Trecho do texto:
********
Dona Alice, 75 anos atrás do balcão - e sem tirar férias...
Esperar um ano para entrar em férias já não é fácil. Agora
imagine passar 75 anos trabalhando atrás de um
balcão sem nunca tirar um mês para descansar. Dona Alice
Dumsch, 82 anos, fez isso. E continua firme e forte ali no número 830 da Manoel
Ribas, tocando sozinha a mercearia mais antiga da região, atendendo a sua fiel
clientela, alguns, fregueses há mais de meio século. Dali presenciou as grandes
transformações que as Mercês sofreram nos últimos 80 anos.
********
Registros de dados:
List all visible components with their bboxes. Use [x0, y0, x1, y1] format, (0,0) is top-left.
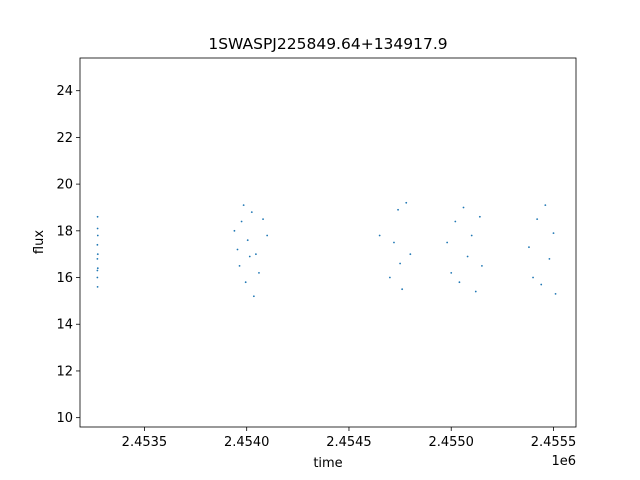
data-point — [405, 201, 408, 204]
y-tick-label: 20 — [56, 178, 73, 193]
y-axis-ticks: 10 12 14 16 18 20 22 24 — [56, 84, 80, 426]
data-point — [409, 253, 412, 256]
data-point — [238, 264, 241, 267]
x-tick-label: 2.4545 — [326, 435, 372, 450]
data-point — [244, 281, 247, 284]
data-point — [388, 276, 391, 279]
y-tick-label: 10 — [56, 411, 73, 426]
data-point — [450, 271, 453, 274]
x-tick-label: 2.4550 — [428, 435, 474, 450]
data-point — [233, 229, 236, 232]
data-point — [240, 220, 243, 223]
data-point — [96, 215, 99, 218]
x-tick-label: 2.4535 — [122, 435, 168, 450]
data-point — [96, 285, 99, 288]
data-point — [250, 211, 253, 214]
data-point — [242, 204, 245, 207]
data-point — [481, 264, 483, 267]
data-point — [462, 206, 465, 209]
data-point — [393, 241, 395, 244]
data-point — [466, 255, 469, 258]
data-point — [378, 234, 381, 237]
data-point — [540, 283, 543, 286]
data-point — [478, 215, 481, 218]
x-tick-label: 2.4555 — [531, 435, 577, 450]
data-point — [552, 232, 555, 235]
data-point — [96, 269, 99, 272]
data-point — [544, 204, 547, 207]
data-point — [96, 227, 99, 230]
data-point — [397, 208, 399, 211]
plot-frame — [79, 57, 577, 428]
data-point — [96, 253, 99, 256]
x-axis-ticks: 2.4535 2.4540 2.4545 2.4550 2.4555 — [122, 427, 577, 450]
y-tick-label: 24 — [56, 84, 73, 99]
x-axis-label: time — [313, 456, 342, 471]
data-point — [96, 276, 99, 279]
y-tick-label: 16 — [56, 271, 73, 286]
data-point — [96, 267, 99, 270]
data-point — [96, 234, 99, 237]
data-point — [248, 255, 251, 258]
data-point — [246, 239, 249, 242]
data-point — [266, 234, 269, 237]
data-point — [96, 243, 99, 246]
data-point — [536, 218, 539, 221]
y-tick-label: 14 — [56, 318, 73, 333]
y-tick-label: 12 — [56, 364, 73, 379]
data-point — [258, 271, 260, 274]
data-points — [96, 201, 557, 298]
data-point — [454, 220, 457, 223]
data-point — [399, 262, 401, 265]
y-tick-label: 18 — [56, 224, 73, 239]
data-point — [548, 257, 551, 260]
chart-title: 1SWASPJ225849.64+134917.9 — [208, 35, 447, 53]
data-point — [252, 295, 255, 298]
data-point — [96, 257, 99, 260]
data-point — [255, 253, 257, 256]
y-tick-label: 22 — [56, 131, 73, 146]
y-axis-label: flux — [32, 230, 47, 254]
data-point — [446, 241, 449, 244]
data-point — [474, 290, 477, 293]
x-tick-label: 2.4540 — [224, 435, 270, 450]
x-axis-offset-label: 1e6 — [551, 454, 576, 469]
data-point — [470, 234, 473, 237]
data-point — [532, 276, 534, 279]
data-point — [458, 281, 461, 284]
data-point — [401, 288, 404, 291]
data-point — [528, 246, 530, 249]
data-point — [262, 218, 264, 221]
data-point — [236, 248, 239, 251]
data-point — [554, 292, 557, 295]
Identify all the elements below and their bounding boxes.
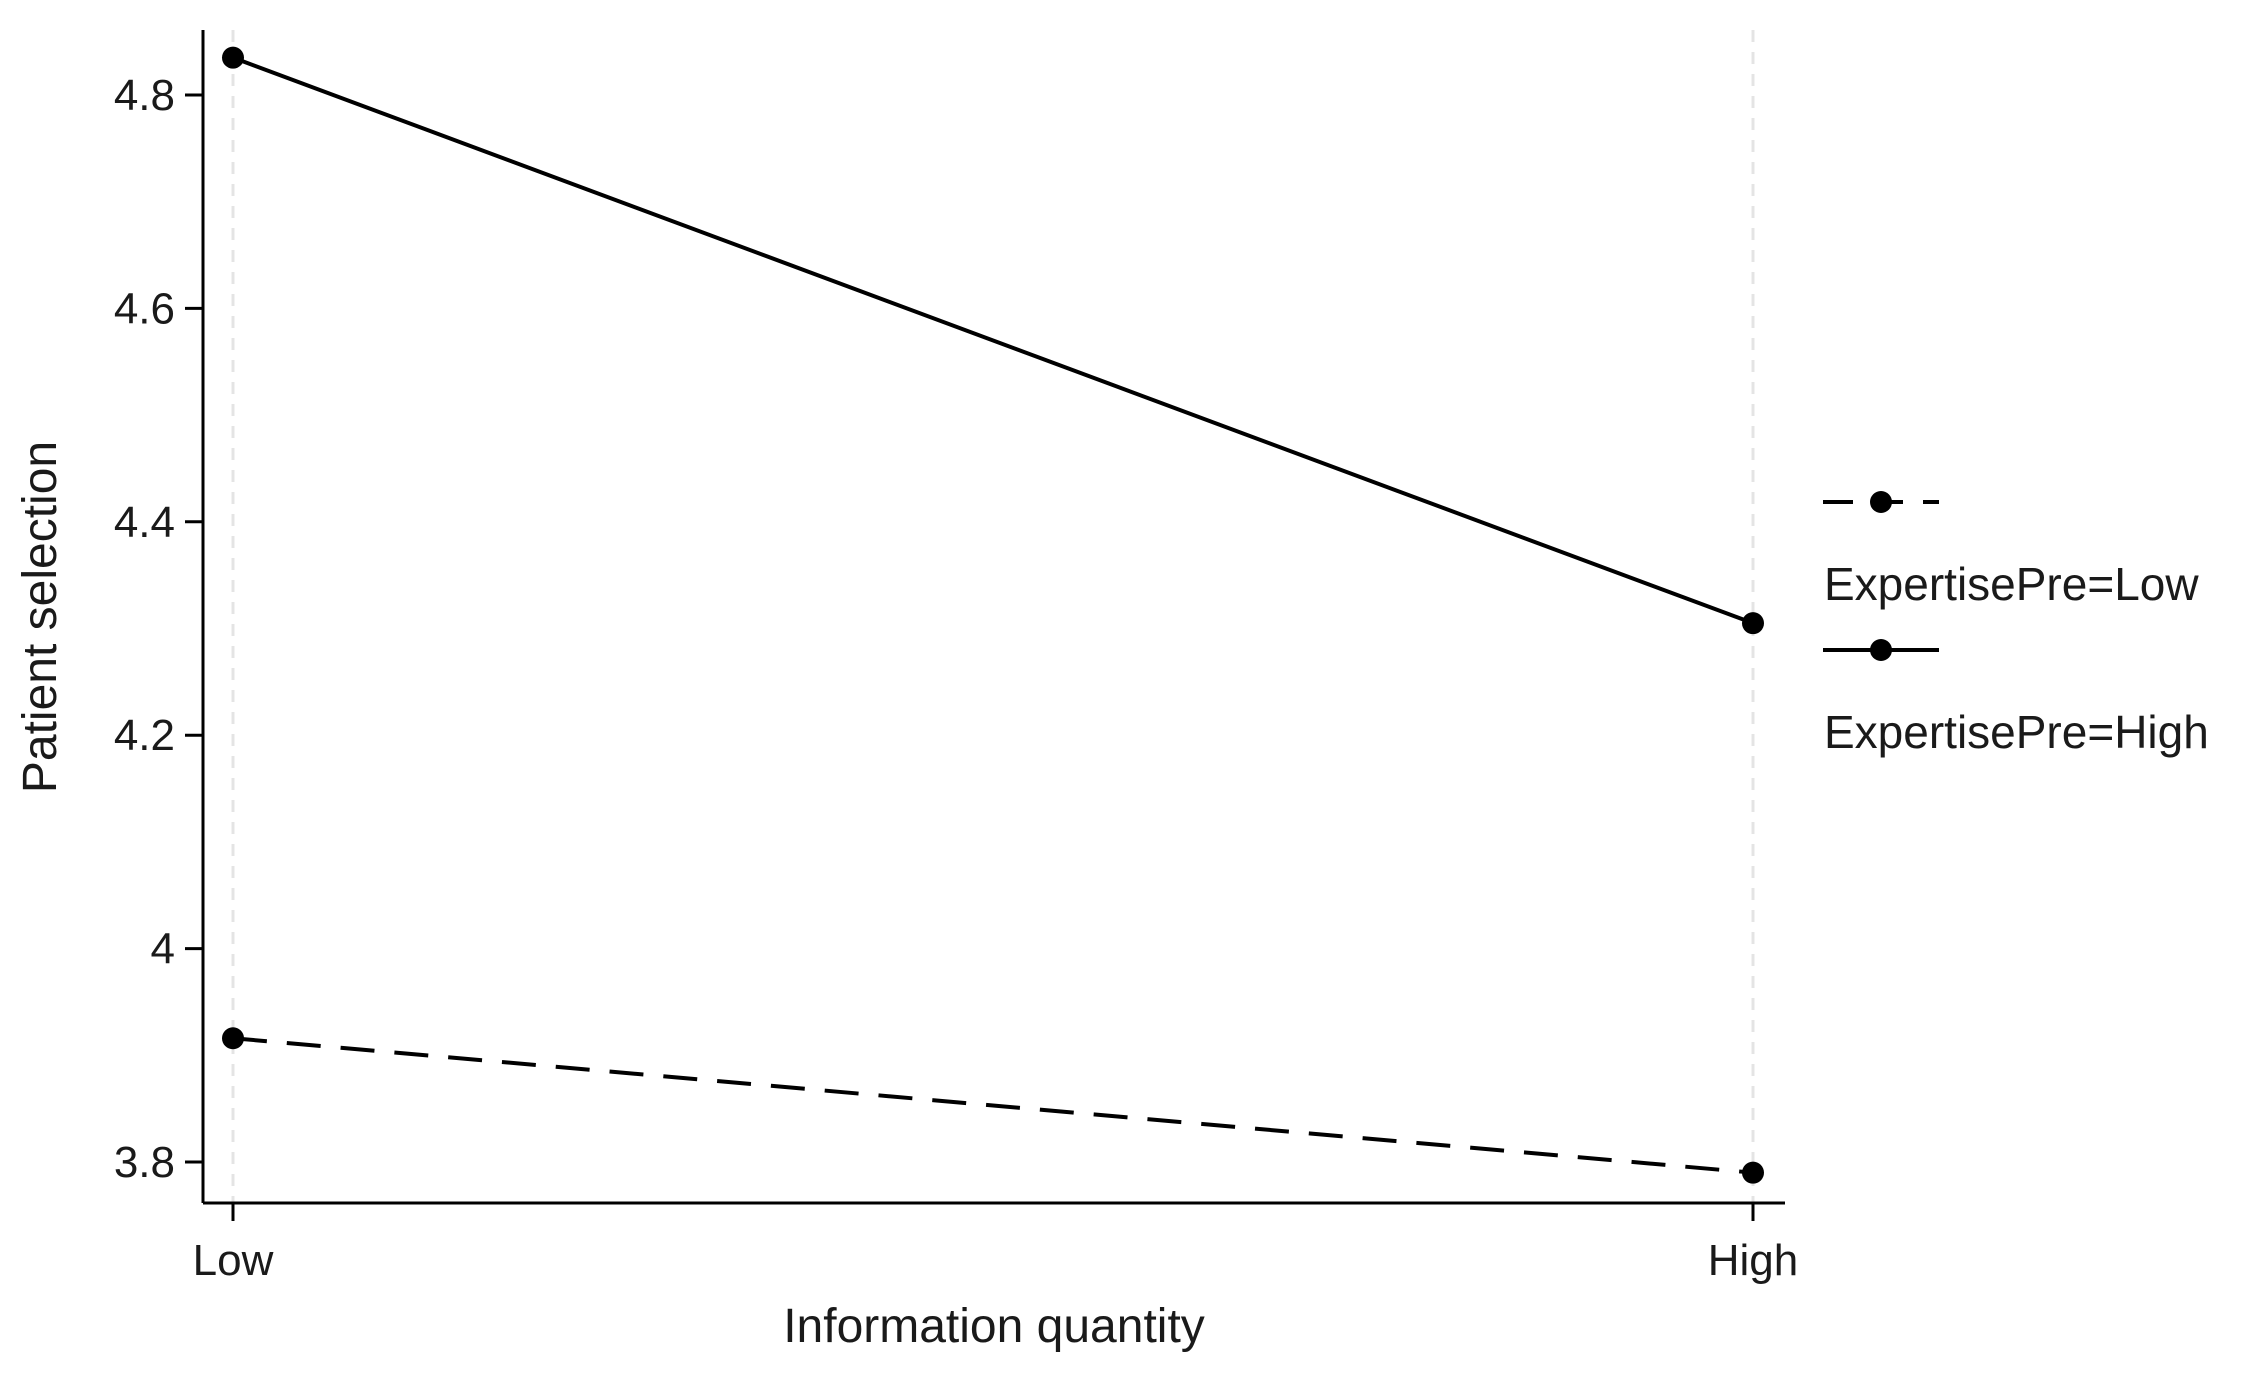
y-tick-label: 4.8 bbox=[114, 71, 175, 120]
********
Tarefa proposta: Transcreva, palavra por palavra, o texto sobre Dona Alice de "Esperar um ano" a "últimos 80 anos.".

Resposta da tarefa:
Esperar um ano para entrar em férias já não é fácil. Agora
imagine passar 75 anos trabalhando atrás de um
balcão sem nunca tirar um mês para descansar. Dona Alice
Dumsch, 82 anos, fez isso. E continua firme e forte ali no número 830 da Manoel
Ribas, tocando sozinha a mercearia mais antiga da região, atendendo a sua fiel
clientela, alguns, fregueses há mais de meio século. Dali presenciou as grandes
transformações que as Mercês sofreram nos últimos 80 anos.